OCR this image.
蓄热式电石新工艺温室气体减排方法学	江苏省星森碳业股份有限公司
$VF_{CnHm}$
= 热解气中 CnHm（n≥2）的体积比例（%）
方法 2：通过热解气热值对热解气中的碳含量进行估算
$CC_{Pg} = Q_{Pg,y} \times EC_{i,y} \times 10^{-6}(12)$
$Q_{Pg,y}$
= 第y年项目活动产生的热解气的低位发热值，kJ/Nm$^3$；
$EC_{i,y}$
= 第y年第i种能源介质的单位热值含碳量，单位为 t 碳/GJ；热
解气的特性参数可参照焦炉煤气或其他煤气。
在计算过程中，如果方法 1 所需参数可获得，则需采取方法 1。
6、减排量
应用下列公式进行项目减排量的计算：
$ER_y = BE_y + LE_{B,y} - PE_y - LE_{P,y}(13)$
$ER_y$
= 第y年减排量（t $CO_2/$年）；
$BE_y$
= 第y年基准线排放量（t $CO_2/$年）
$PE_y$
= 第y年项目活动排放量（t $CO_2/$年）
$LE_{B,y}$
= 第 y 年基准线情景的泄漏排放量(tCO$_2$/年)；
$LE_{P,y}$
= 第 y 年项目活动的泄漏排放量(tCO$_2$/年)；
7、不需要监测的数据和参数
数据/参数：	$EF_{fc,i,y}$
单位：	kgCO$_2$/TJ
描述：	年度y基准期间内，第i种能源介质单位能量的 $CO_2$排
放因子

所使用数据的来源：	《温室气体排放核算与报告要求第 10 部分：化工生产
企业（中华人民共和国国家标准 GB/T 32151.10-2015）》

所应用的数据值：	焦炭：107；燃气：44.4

* Direction
From the records above, extract everything verbatim.

* Problem solution
OCR this image.
蓄热式电石新工艺温室气体减排方法学	江苏省星森碳业股份有限公司
$VF_{CnHm}$
= 热解气中 CnHm（n≥2）的体积比例（%）
方法 2：通过热解气热值对热解气中的碳含量进行估算
$CC_{Pg} = Q_{Pg,y} \times EC_{i,y} \times 10^{-6}(12)$
$Q_{Pg,y}$
= 第y年项目活动产生的热解气的低位发热值，kJ/Nm$^3$；
$EC_{i,y}$
= 第y年第i种能源介质的单位热值含碳量，单位为 t 碳/GJ；热
解气的特性参数可参照焦炉煤气或其他煤气。
在计算过程中，如果方法 1 所需参数可获得，则需采取方法 1。
6、减排量
应用下列公式进行项目减排量的计算：
$ER_y = BE_y + LE_{B,y} - PE_y - LE_{P,y}(13)$
$ER_y$
= 第y年减排量（t $CO_2/$年）；
$BE_y$
= 第y年基准线排放量（t $CO_2/$年）
$PE_y$
= 第y年项目活动排放量（t $CO_2/$年）
$LE_{B,y}$
= 第 y 年基准线情景的泄漏排放量(tCO$_2$/年)；
$LE_{P,y}$
= 第 y 年项目活动的泄漏排放量(tCO$_2$/年)；
7、不需要监测的数据和参数
数据/参数：	$EF_{fc,i,y}$
单位：	kgCO$_2$/TJ
描述：	年度y基准期间内，第i种能源介质单位能量的 $CO_2$排
放因子

所使用数据的来源：	《温室气体排放核算与报告要求第 10 部分：化工生产
企业（中华人民共和国国家标准 GB/T 32151.10-2015）》

所应用的数据值：	焦炭：107；燃气：44.4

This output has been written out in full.